> _What is being asked_: Give only the number of lines in the records that include the string "Pública".

> _Raw records_:
::::

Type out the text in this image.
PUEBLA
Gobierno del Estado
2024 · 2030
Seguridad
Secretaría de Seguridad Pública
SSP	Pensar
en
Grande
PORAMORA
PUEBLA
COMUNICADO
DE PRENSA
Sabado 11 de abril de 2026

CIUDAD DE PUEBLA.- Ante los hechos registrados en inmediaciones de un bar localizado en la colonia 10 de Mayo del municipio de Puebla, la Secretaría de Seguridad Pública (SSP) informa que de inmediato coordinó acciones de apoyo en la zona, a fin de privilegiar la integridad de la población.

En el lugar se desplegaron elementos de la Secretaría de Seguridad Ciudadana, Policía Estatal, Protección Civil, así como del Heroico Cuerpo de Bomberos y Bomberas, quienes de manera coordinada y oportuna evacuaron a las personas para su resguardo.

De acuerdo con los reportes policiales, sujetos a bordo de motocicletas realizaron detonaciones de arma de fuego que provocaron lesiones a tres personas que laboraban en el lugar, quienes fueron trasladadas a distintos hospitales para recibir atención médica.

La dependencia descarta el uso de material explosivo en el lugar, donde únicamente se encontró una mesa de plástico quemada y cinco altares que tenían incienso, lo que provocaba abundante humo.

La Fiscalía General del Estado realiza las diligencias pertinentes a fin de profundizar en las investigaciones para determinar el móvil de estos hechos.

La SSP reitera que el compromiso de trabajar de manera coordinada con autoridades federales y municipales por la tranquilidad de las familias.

::::

> _Answer in full_: 2